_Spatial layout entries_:
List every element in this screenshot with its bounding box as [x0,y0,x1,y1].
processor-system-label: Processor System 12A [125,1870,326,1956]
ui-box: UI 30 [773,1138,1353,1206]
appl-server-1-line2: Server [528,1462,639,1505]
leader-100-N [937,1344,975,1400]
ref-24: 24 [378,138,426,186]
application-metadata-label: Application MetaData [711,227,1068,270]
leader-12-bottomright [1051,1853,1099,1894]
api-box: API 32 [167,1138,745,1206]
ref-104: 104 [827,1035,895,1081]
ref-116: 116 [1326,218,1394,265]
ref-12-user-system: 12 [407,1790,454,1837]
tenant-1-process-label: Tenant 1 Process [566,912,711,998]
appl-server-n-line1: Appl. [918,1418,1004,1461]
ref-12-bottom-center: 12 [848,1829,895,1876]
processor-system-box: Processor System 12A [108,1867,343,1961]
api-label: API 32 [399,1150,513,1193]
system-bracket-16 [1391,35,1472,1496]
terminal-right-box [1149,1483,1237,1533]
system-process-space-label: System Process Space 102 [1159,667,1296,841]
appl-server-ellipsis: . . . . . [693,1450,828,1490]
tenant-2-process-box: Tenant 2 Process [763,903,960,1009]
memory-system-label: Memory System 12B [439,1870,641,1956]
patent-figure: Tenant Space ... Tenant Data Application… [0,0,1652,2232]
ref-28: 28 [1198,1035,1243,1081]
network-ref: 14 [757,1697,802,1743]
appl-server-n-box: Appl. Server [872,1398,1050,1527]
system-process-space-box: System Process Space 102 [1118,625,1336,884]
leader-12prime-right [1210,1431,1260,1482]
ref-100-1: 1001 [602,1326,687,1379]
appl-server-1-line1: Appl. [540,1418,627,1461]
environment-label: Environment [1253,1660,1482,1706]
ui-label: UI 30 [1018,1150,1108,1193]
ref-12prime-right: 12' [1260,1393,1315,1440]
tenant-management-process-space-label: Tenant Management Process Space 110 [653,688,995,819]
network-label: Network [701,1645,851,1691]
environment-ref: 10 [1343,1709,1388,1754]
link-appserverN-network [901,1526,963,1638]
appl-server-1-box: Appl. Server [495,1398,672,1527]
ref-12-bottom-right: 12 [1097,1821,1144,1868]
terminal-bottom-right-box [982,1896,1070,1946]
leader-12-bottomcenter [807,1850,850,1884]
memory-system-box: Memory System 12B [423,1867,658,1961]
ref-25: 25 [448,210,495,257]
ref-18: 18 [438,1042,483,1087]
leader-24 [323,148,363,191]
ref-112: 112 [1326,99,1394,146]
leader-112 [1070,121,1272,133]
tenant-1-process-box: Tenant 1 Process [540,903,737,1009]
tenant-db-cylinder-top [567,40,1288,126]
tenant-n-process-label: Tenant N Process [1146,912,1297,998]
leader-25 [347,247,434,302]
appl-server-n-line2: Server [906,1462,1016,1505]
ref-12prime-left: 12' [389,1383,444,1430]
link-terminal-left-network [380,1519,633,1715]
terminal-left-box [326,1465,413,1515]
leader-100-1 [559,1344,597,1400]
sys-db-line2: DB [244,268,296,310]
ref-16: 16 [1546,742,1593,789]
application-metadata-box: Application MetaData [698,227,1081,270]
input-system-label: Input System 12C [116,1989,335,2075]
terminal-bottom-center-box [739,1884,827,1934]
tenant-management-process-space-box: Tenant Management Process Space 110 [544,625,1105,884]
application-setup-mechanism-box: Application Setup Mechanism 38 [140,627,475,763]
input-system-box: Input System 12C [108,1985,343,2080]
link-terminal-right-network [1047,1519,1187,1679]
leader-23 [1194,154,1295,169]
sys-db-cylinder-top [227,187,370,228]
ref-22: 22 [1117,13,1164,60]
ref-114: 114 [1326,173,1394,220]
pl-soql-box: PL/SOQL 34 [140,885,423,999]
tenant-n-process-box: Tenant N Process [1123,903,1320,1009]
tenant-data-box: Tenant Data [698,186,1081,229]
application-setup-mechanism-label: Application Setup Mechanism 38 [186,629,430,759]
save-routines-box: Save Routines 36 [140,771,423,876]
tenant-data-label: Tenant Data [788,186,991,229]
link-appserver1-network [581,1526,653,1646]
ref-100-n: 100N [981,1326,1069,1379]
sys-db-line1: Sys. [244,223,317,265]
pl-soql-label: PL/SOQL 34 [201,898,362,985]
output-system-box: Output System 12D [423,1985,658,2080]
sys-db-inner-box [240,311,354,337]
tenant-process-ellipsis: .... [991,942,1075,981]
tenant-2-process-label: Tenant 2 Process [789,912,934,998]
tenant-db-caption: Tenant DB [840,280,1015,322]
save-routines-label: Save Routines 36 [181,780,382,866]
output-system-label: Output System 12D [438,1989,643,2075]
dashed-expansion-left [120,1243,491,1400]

_STATED PROBLEM_:
Can you print every one of the records above exactly as they stand, character for character?

_CORRECT OUTPUT_:
List every element in this screenshot with its bounding box as [x0,y0,x1,y1].
processor-system-label: Processor System 12A [125,1870,326,1956]
ui-box: UI 30 [773,1138,1353,1206]
appl-server-1-line2: Server [528,1462,639,1505]
leader-100-N [937,1344,975,1400]
ref-24: 24 [378,138,426,186]
application-metadata-label: Application MetaData [711,227,1068,270]
leader-12-bottomright [1051,1853,1099,1894]
api-box: API 32 [167,1138,745,1206]
ref-104: 104 [827,1035,895,1081]
ref-116: 116 [1326,218,1394,265]
ref-12-user-system: 12 [407,1790,454,1837]
tenant-1-process-label: Tenant 1 Process [566,912,711,998]
appl-server-n-line1: Appl. [918,1418,1004,1461]
ref-12-bottom-center: 12 [848,1829,895,1876]
processor-system-box: Processor System 12A [108,1867,343,1961]
api-label: API 32 [399,1150,513,1193]
system-bracket-16 [1391,35,1472,1496]
terminal-right-box [1149,1483,1237,1533]
system-process-space-label: System Process Space 102 [1159,667,1296,841]
appl-server-ellipsis: . . . . . [693,1450,828,1490]
tenant-2-process-box: Tenant 2 Process [763,903,960,1009]
memory-system-label: Memory System 12B [439,1870,641,1956]
patent-figure: Tenant Space ... Tenant Data Application… [0,0,1652,2232]
ref-28: 28 [1198,1035,1243,1081]
network-ref: 14 [757,1697,802,1743]
appl-server-n-box: Appl. Server [872,1398,1050,1527]
system-process-space-box: System Process Space 102 [1118,625,1336,884]
leader-12prime-right [1210,1431,1260,1482]
ref-100-1: 1001 [602,1326,687,1379]
appl-server-1-line1: Appl. [540,1418,627,1461]
environment-label: Environment [1253,1660,1482,1706]
ui-label: UI 30 [1018,1150,1108,1193]
ref-12prime-right: 12' [1260,1393,1315,1440]
tenant-management-process-space-label: Tenant Management Process Space 110 [653,688,995,819]
network-label: Network [701,1645,851,1691]
environment-ref: 10 [1343,1709,1388,1754]
link-appserverN-network [901,1526,963,1638]
appl-server-1-box: Appl. Server [495,1398,672,1527]
ref-12-bottom-right: 12 [1097,1821,1144,1868]
terminal-bottom-right-box [982,1896,1070,1946]
leader-12-bottomcenter [807,1850,850,1884]
memory-system-box: Memory System 12B [423,1867,658,1961]
ref-25: 25 [448,210,495,257]
ref-18: 18 [438,1042,483,1087]
leader-24 [323,148,363,191]
ref-112: 112 [1326,99,1394,146]
leader-112 [1070,121,1272,133]
tenant-1-process-box: Tenant 1 Process [540,903,737,1009]
tenant-db-cylinder-top [567,40,1288,126]
tenant-n-process-label: Tenant N Process [1146,912,1297,998]
leader-25 [347,247,434,302]
appl-server-n-line2: Server [906,1462,1016,1505]
ref-12prime-left: 12' [389,1383,444,1430]
link-terminal-left-network [380,1519,633,1715]
terminal-left-box [326,1465,413,1515]
leader-100-1 [559,1344,597,1400]
sys-db-line2: DB [244,268,296,310]
ref-16: 16 [1546,742,1593,789]
application-metadata-box: Application MetaData [698,227,1081,270]
input-system-label: Input System 12C [116,1989,335,2075]
terminal-bottom-center-box [739,1884,827,1934]
tenant-management-process-space-box: Tenant Management Process Space 110 [544,625,1105,884]
application-setup-mechanism-box: Application Setup Mechanism 38 [140,627,475,763]
input-system-box: Input System 12C [108,1985,343,2080]
link-terminal-right-network [1047,1519,1187,1679]
leader-23 [1194,154,1295,169]
sys-db-cylinder-top [227,187,370,228]
ref-22: 22 [1117,13,1164,60]
ref-114: 114 [1326,173,1394,220]
pl-soql-box: PL/SOQL 34 [140,885,423,999]
tenant-n-process-box: Tenant N Process [1123,903,1320,1009]
tenant-data-box: Tenant Data [698,186,1081,229]
application-setup-mechanism-label: Application Setup Mechanism 38 [186,629,430,759]
save-routines-box: Save Routines 36 [140,771,423,876]
tenant-data-label: Tenant Data [788,186,991,229]
link-appserver1-network [581,1526,653,1646]
ref-100-n: 100N [981,1326,1069,1379]
sys-db-line1: Sys. [244,223,317,265]
pl-soql-label: PL/SOQL 34 [201,898,362,985]
output-system-box: Output System 12D [423,1985,658,2080]
sys-db-inner-box [240,311,354,337]
tenant-process-ellipsis: .... [991,942,1075,981]
tenant-2-process-label: Tenant 2 Process [789,912,934,998]
tenant-db-caption: Tenant DB [840,280,1015,322]
save-routines-label: Save Routines 36 [181,780,382,866]
output-system-label: Output System 12D [438,1989,643,2075]
dashed-expansion-left [120,1243,491,1400]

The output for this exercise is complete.